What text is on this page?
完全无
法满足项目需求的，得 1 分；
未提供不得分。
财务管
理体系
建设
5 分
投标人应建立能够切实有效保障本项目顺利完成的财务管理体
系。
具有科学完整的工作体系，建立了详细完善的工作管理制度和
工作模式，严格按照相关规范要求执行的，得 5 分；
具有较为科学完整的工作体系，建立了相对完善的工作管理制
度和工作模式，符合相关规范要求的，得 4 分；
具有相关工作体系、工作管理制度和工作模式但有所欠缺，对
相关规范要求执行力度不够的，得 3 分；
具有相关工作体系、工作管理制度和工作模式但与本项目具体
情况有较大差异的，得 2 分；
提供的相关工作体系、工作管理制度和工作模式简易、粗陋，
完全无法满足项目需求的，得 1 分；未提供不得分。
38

────────────────

**WRITTEN PROBLEM**
The records above should be restated word for word, please.

**FINAL RESULT**
What text is on this page?
完全无
法满足项目需求的，得 1 分；
未提供不得分。
财务管
理体系
建设
5 分
投标人应建立能够切实有效保障本项目顺利完成的财务管理体
系。
具有科学完整的工作体系，建立了详细完善的工作管理制度和
工作模式，严格按照相关规范要求执行的，得 5 分；
具有较为科学完整的工作体系，建立了相对完善的工作管理制
度和工作模式，符合相关规范要求的，得 4 分；
具有相关工作体系、工作管理制度和工作模式但有所欠缺，对
相关规范要求执行力度不够的，得 3 分；
具有相关工作体系、工作管理制度和工作模式但与本项目具体
情况有较大差异的，得 2 分；
提供的相关工作体系、工作管理制度和工作模式简易、粗陋，
完全无法满足项目需求的，得 1 分；未提供不得分。
38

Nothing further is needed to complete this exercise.